Required work – Output the records exactly as they appear, with no pictures included.
* begin *
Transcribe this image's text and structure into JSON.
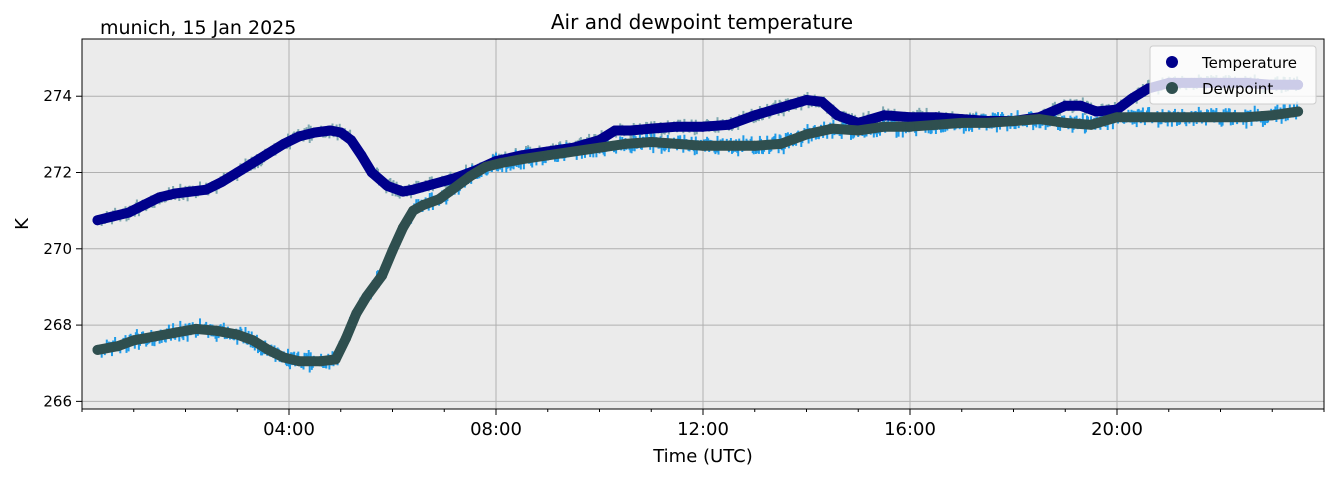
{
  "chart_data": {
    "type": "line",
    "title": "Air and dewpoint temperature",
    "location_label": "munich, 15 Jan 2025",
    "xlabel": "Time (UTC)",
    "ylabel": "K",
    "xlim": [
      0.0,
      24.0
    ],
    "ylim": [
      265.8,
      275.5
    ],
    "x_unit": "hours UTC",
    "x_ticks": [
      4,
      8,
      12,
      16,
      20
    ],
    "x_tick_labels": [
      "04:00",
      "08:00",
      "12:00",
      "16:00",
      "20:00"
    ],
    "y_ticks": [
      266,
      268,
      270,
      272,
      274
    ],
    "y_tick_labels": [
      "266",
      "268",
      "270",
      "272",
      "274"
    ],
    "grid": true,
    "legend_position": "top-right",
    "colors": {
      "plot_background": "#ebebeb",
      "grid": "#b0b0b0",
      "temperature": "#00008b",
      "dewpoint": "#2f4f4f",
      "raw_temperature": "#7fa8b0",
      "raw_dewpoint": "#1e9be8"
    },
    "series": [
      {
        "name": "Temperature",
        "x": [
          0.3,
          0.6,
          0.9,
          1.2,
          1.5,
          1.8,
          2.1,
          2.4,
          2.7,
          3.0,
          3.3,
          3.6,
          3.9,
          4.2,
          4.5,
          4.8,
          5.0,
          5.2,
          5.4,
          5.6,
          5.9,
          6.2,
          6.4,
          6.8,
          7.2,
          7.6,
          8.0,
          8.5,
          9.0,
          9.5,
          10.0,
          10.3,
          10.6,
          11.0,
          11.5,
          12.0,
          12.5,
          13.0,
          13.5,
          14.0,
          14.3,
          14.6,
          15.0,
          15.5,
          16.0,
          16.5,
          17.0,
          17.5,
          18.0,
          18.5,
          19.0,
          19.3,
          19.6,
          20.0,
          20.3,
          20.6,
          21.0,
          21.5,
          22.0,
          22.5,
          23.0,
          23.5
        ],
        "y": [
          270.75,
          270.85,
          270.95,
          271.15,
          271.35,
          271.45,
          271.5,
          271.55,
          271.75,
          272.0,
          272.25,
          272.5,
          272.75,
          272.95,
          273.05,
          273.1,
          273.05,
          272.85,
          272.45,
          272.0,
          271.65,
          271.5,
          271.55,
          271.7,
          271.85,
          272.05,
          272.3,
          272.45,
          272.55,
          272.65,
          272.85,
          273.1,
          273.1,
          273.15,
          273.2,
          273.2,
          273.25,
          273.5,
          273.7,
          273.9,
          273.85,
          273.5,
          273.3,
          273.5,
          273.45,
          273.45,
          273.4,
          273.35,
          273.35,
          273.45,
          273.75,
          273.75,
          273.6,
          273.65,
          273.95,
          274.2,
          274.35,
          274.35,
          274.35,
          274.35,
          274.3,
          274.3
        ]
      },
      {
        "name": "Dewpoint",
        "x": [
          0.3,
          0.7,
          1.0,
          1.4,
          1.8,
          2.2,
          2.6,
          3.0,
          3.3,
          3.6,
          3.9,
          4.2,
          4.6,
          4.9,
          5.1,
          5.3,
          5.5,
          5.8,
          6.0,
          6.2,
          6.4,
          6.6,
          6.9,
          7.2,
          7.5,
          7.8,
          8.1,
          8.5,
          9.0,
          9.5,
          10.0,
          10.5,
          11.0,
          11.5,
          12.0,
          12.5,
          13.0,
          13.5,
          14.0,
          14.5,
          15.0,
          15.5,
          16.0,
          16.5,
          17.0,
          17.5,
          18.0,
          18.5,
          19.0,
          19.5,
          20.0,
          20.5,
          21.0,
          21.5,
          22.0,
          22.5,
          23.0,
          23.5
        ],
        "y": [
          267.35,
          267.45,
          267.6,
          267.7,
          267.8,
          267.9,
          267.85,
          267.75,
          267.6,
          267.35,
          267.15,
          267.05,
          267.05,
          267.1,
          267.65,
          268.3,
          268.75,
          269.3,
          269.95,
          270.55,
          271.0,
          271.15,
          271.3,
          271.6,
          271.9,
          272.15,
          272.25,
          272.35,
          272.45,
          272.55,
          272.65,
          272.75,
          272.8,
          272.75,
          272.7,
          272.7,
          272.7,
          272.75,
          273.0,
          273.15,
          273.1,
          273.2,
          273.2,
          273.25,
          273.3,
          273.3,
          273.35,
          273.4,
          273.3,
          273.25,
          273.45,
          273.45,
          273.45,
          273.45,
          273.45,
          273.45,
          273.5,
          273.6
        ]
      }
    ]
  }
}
* end *
Solution for this exercise –
Transcribe this image's text and structure into JSON.
{
  "chart_data": {
    "type": "line",
    "title": "Air and dewpoint temperature",
    "location_label": "munich, 15 Jan 2025",
    "xlabel": "Time (UTC)",
    "ylabel": "K",
    "xlim": [
      0.0,
      24.0
    ],
    "ylim": [
      265.8,
      275.5
    ],
    "x_unit": "hours UTC",
    "x_ticks": [
      4,
      8,
      12,
      16,
      20
    ],
    "x_tick_labels": [
      "04:00",
      "08:00",
      "12:00",
      "16:00",
      "20:00"
    ],
    "y_ticks": [
      266,
      268,
      270,
      272,
      274
    ],
    "y_tick_labels": [
      "266",
      "268",
      "270",
      "272",
      "274"
    ],
    "grid": true,
    "legend_position": "top-right",
    "colors": {
      "plot_background": "#ebebeb",
      "grid": "#b0b0b0",
      "temperature": "#00008b",
      "dewpoint": "#2f4f4f",
      "raw_temperature": "#7fa8b0",
      "raw_dewpoint": "#1e9be8"
    },
    "series": [
      {
        "name": "Temperature",
        "x": [
          0.3,
          0.6,
          0.9,
          1.2,
          1.5,
          1.8,
          2.1,
          2.4,
          2.7,
          3.0,
          3.3,
          3.6,
          3.9,
          4.2,
          4.5,
          4.8,
          5.0,
          5.2,
          5.4,
          5.6,
          5.9,
          6.2,
          6.4,
          6.8,
          7.2,
          7.6,
          8.0,
          8.5,
          9.0,
          9.5,
          10.0,
          10.3,
          10.6,
          11.0,
          11.5,
          12.0,
          12.5,
          13.0,
          13.5,
          14.0,
          14.3,
          14.6,
          15.0,
          15.5,
          16.0,
          16.5,
          17.0,
          17.5,
          18.0,
          18.5,
          19.0,
          19.3,
          19.6,
          20.0,
          20.3,
          20.6,
          21.0,
          21.5,
          22.0,
          22.5,
          23.0,
          23.5
        ],
        "y": [
          270.75,
          270.85,
          270.95,
          271.15,
          271.35,
          271.45,
          271.5,
          271.55,
          271.75,
          272.0,
          272.25,
          272.5,
          272.75,
          272.95,
          273.05,
          273.1,
          273.05,
          272.85,
          272.45,
          272.0,
          271.65,
          271.5,
          271.55,
          271.7,
          271.85,
          272.05,
          272.3,
          272.45,
          272.55,
          272.65,
          272.85,
          273.1,
          273.1,
          273.15,
          273.2,
          273.2,
          273.25,
          273.5,
          273.7,
          273.9,
          273.85,
          273.5,
          273.3,
          273.5,
          273.45,
          273.45,
          273.4,
          273.35,
          273.35,
          273.45,
          273.75,
          273.75,
          273.6,
          273.65,
          273.95,
          274.2,
          274.35,
          274.35,
          274.35,
          274.35,
          274.3,
          274.3
        ]
      },
      {
        "name": "Dewpoint",
        "x": [
          0.3,
          0.7,
          1.0,
          1.4,
          1.8,
          2.2,
          2.6,
          3.0,
          3.3,
          3.6,
          3.9,
          4.2,
          4.6,
          4.9,
          5.1,
          5.3,
          5.5,
          5.8,
          6.0,
          6.2,
          6.4,
          6.6,
          6.9,
          7.2,
          7.5,
          7.8,
          8.1,
          8.5,
          9.0,
          9.5,
          10.0,
          10.5,
          11.0,
          11.5,
          12.0,
          12.5,
          13.0,
          13.5,
          14.0,
          14.5,
          15.0,
          15.5,
          16.0,
          16.5,
          17.0,
          17.5,
          18.0,
          18.5,
          19.0,
          19.5,
          20.0,
          20.5,
          21.0,
          21.5,
          22.0,
          22.5,
          23.0,
          23.5
        ],
        "y": [
          267.35,
          267.45,
          267.6,
          267.7,
          267.8,
          267.9,
          267.85,
          267.75,
          267.6,
          267.35,
          267.15,
          267.05,
          267.05,
          267.1,
          267.65,
          268.3,
          268.75,
          269.3,
          269.95,
          270.55,
          271.0,
          271.15,
          271.3,
          271.6,
          271.9,
          272.15,
          272.25,
          272.35,
          272.45,
          272.55,
          272.65,
          272.75,
          272.8,
          272.75,
          272.7,
          272.7,
          272.7,
          272.75,
          273.0,
          273.15,
          273.1,
          273.2,
          273.2,
          273.25,
          273.3,
          273.3,
          273.35,
          273.4,
          273.3,
          273.25,
          273.45,
          273.45,
          273.45,
          273.45,
          273.45,
          273.45,
          273.5,
          273.6
        ]
      }
    ]
  }
}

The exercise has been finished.